The input
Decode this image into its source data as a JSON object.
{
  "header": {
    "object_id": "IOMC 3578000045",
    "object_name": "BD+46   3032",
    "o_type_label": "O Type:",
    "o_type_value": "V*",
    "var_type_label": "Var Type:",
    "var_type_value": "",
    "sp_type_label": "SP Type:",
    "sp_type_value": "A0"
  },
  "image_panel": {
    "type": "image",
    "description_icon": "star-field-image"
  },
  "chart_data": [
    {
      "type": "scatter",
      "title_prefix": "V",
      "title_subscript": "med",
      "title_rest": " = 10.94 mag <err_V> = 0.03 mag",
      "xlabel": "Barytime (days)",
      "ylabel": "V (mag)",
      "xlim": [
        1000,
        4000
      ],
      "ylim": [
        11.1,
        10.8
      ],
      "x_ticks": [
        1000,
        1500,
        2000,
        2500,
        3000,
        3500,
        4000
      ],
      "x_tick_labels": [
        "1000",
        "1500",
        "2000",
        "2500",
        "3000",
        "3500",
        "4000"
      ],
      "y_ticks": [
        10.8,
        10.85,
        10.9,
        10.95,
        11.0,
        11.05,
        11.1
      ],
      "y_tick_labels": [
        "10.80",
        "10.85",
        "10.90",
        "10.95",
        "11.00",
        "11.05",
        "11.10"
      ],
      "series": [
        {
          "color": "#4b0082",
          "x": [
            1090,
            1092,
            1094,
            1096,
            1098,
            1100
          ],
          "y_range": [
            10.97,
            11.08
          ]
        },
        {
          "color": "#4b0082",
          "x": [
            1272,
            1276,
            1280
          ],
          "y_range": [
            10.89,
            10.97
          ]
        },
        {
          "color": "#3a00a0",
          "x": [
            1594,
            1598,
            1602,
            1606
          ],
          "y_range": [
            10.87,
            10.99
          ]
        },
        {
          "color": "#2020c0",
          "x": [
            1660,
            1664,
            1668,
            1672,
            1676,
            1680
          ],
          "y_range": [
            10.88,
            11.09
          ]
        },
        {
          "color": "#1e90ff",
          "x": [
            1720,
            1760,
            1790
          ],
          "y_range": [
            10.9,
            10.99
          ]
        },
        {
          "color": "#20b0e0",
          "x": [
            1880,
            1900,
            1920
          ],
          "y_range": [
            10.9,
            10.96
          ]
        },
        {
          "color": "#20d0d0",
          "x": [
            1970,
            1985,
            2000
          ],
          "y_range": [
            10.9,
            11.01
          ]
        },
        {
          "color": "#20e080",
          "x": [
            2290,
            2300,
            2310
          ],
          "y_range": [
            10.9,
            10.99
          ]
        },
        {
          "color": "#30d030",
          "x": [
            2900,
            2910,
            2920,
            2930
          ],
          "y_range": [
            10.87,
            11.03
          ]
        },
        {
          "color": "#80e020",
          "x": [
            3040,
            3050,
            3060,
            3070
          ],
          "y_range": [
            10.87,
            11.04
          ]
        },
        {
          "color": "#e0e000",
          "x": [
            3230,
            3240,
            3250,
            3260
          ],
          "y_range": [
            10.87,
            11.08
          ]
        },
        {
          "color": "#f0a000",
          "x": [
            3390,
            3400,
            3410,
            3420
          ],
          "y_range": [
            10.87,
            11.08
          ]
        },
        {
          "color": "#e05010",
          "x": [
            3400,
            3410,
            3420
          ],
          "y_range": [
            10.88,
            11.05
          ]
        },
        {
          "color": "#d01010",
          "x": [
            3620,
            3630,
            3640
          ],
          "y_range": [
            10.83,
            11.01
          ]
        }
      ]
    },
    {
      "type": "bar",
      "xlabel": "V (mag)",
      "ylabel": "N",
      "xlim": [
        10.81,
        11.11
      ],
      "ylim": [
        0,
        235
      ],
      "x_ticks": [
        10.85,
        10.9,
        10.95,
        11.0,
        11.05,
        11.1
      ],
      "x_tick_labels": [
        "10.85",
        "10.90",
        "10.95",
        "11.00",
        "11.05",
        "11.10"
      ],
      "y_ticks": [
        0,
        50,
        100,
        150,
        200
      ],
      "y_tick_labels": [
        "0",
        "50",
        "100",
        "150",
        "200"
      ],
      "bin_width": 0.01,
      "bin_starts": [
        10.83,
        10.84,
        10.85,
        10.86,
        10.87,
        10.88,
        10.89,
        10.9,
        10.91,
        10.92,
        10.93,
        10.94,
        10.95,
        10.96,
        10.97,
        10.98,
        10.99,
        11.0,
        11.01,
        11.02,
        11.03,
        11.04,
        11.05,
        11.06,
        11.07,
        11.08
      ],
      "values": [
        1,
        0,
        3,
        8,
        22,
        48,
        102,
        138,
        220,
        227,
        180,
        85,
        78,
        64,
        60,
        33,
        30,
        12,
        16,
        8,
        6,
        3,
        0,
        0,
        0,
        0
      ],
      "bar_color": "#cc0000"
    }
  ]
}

Stated goal
Copy the records above exactly.

Reply to the task
Decode this image into its source data as a JSON object.
{
  "header": {
    "object_id": "IOMC 3578000045",
    "object_name": "BD+46   3032",
    "o_type_label": "O Type:",
    "o_type_value": "V*",
    "var_type_label": "Var Type:",
    "var_type_value": "",
    "sp_type_label": "SP Type:",
    "sp_type_value": "A0"
  },
  "image_panel": {
    "type": "image",
    "description_icon": "star-field-image"
  },
  "chart_data": [
    {
      "type": "scatter",
      "title_prefix": "V",
      "title_subscript": "med",
      "title_rest": " = 10.94 mag <err_V> = 0.03 mag",
      "xlabel": "Barytime (days)",
      "ylabel": "V (mag)",
      "xlim": [
        1000,
        4000
      ],
      "ylim": [
        11.1,
        10.8
      ],
      "x_ticks": [
        1000,
        1500,
        2000,
        2500,
        3000,
        3500,
        4000
      ],
      "x_tick_labels": [
        "1000",
        "1500",
        "2000",
        "2500",
        "3000",
        "3500",
        "4000"
      ],
      "y_ticks": [
        10.8,
        10.85,
        10.9,
        10.95,
        11.0,
        11.05,
        11.1
      ],
      "y_tick_labels": [
        "10.80",
        "10.85",
        "10.90",
        "10.95",
        "11.00",
        "11.05",
        "11.10"
      ],
      "series": [
        {
          "color": "#4b0082",
          "x": [
            1090,
            1092,
            1094,
            1096,
            1098,
            1100
          ],
          "y_range": [
            10.97,
            11.08
          ]
        },
        {
          "color": "#4b0082",
          "x": [
            1272,
            1276,
            1280
          ],
          "y_range": [
            10.89,
            10.97
          ]
        },
        {
          "color": "#3a00a0",
          "x": [
            1594,
            1598,
            1602,
            1606
          ],
          "y_range": [
            10.87,
            10.99
          ]
        },
        {
          "color": "#2020c0",
          "x": [
            1660,
            1664,
            1668,
            1672,
            1676,
            1680
          ],
          "y_range": [
            10.88,
            11.09
          ]
        },
        {
          "color": "#1e90ff",
          "x": [
            1720,
            1760,
            1790
          ],
          "y_range": [
            10.9,
            10.99
          ]
        },
        {
          "color": "#20b0e0",
          "x": [
            1880,
            1900,
            1920
          ],
          "y_range": [
            10.9,
            10.96
          ]
        },
        {
          "color": "#20d0d0",
          "x": [
            1970,
            1985,
            2000
          ],
          "y_range": [
            10.9,
            11.01
          ]
        },
        {
          "color": "#20e080",
          "x": [
            2290,
            2300,
            2310
          ],
          "y_range": [
            10.9,
            10.99
          ]
        },
        {
          "color": "#30d030",
          "x": [
            2900,
            2910,
            2920,
            2930
          ],
          "y_range": [
            10.87,
            11.03
          ]
        },
        {
          "color": "#80e020",
          "x": [
            3040,
            3050,
            3060,
            3070
          ],
          "y_range": [
            10.87,
            11.04
          ]
        },
        {
          "color": "#e0e000",
          "x": [
            3230,
            3240,
            3250,
            3260
          ],
          "y_range": [
            10.87,
            11.08
          ]
        },
        {
          "color": "#f0a000",
          "x": [
            3390,
            3400,
            3410,
            3420
          ],
          "y_range": [
            10.87,
            11.08
          ]
        },
        {
          "color": "#e05010",
          "x": [
            3400,
            3410,
            3420
          ],
          "y_range": [
            10.88,
            11.05
          ]
        },
        {
          "color": "#d01010",
          "x": [
            3620,
            3630,
            3640
          ],
          "y_range": [
            10.83,
            11.01
          ]
        }
      ]
    },
    {
      "type": "bar",
      "xlabel": "V (mag)",
      "ylabel": "N",
      "xlim": [
        10.81,
        11.11
      ],
      "ylim": [
        0,
        235
      ],
      "x_ticks": [
        10.85,
        10.9,
        10.95,
        11.0,
        11.05,
        11.1
      ],
      "x_tick_labels": [
        "10.85",
        "10.90",
        "10.95",
        "11.00",
        "11.05",
        "11.10"
      ],
      "y_ticks": [
        0,
        50,
        100,
        150,
        200
      ],
      "y_tick_labels": [
        "0",
        "50",
        "100",
        "150",
        "200"
      ],
      "bin_width": 0.01,
      "bin_starts": [
        10.83,
        10.84,
        10.85,
        10.86,
        10.87,
        10.88,
        10.89,
        10.9,
        10.91,
        10.92,
        10.93,
        10.94,
        10.95,
        10.96,
        10.97,
        10.98,
        10.99,
        11.0,
        11.01,
        11.02,
        11.03,
        11.04,
        11.05,
        11.06,
        11.07,
        11.08
      ],
      "values": [
        1,
        0,
        3,
        8,
        22,
        48,
        102,
        138,
        220,
        227,
        180,
        85,
        78,
        64,
        60,
        33,
        30,
        12,
        16,
        8,
        6,
        3,
        0,
        0,
        0,
        0
      ],
      "bar_color": "#cc0000"
    }
  ]
}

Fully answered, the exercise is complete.